WORK INSTRUCTIONS - Write out the data below in full, unchanged, minus the images.

GIVEN RECORDS -
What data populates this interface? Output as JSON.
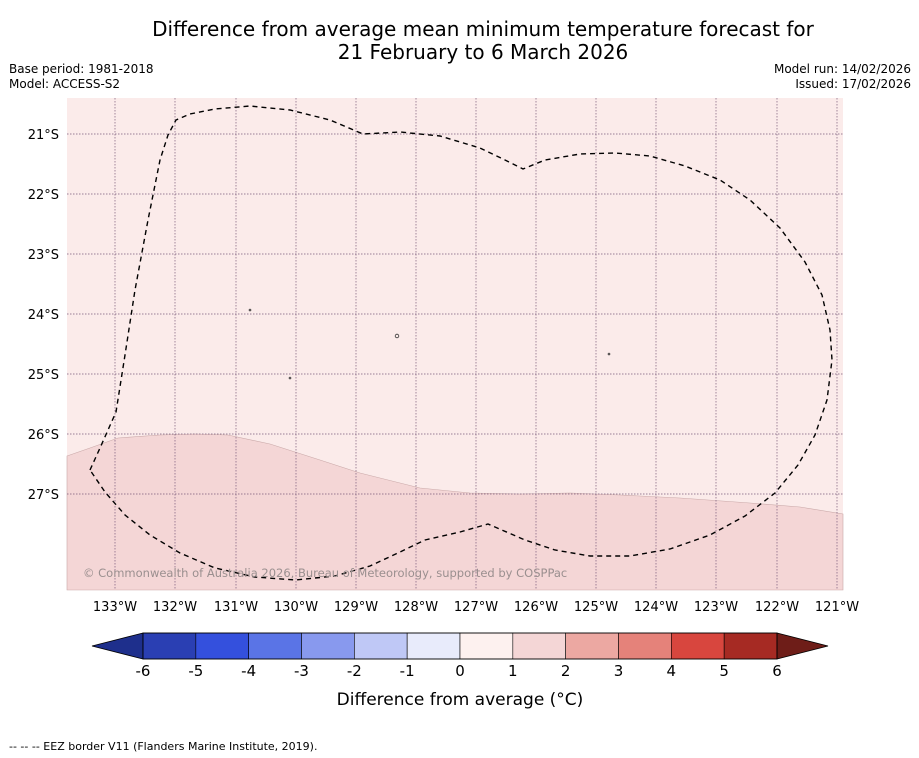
{
  "title": {
    "line1": "Difference from average mean minimum temperature forecast for",
    "line2": "21 February to 6 March 2026"
  },
  "meta_left": {
    "base_period": "Base period: 1981-2018",
    "model": "Model: ACCESS-S2"
  },
  "meta_right": {
    "model_run": "Model run: 14/02/2026",
    "issued": "Issued: 17/02/2026"
  },
  "map": {
    "latitude_labels": [
      "21°S",
      "22°S",
      "23°S",
      "24°S",
      "25°S",
      "26°S",
      "27°S"
    ],
    "longitude_labels": [
      "133°W",
      "132°W",
      "131°W",
      "130°W",
      "129°W",
      "128°W",
      "127°W",
      "126°W",
      "125°W",
      "124°W",
      "123°W",
      "122°W",
      "121°W"
    ],
    "copyright": "© Commonwealth of Australia 2026, Bureau of Meteorology, supported by COSPPac",
    "colors": {
      "anomaly_0_1": "#fbebea",
      "anomaly_1_2": "#f4d6d6",
      "graticule": "#7a5a7a",
      "eez_border": "#000000"
    }
  },
  "colorbar": {
    "tick_labels": [
      "-6",
      "-5",
      "-4",
      "-3",
      "-2",
      "-1",
      "0",
      "1",
      "2",
      "3",
      "4",
      "5",
      "6"
    ],
    "colors": [
      "#1e2f8c",
      "#2a3fb3",
      "#3450dd",
      "#5a74e6",
      "#8899ee",
      "#bfc8f6",
      "#e8ebfb",
      "#fdf1ef",
      "#f4d6d6",
      "#eca8a2",
      "#e5827a",
      "#d8463e",
      "#a62a23",
      "#6e1d18"
    ],
    "label": "Difference from average (°C)"
  },
  "footer": "--  --  -- EEZ border V11 (Flanders Marine Institute, 2019)."
}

EXERCISE RESULT -
What data populates this interface? Output as JSON.
{
  "title": {
    "line1": "Difference from average mean minimum temperature forecast for",
    "line2": "21 February to 6 March 2026"
  },
  "meta_left": {
    "base_period": "Base period: 1981-2018",
    "model": "Model: ACCESS-S2"
  },
  "meta_right": {
    "model_run": "Model run: 14/02/2026",
    "issued": "Issued: 17/02/2026"
  },
  "map": {
    "latitude_labels": [
      "21°S",
      "22°S",
      "23°S",
      "24°S",
      "25°S",
      "26°S",
      "27°S"
    ],
    "longitude_labels": [
      "133°W",
      "132°W",
      "131°W",
      "130°W",
      "129°W",
      "128°W",
      "127°W",
      "126°W",
      "125°W",
      "124°W",
      "123°W",
      "122°W",
      "121°W"
    ],
    "copyright": "© Commonwealth of Australia 2026, Bureau of Meteorology, supported by COSPPac",
    "colors": {
      "anomaly_0_1": "#fbebea",
      "anomaly_1_2": "#f4d6d6",
      "graticule": "#7a5a7a",
      "eez_border": "#000000"
    }
  },
  "colorbar": {
    "tick_labels": [
      "-6",
      "-5",
      "-4",
      "-3",
      "-2",
      "-1",
      "0",
      "1",
      "2",
      "3",
      "4",
      "5",
      "6"
    ],
    "colors": [
      "#1e2f8c",
      "#2a3fb3",
      "#3450dd",
      "#5a74e6",
      "#8899ee",
      "#bfc8f6",
      "#e8ebfb",
      "#fdf1ef",
      "#f4d6d6",
      "#eca8a2",
      "#e5827a",
      "#d8463e",
      "#a62a23",
      "#6e1d18"
    ],
    "label": "Difference from average (°C)"
  },
  "footer": "--  --  -- EEZ border V11 (Flanders Marine Institute, 2019)."
}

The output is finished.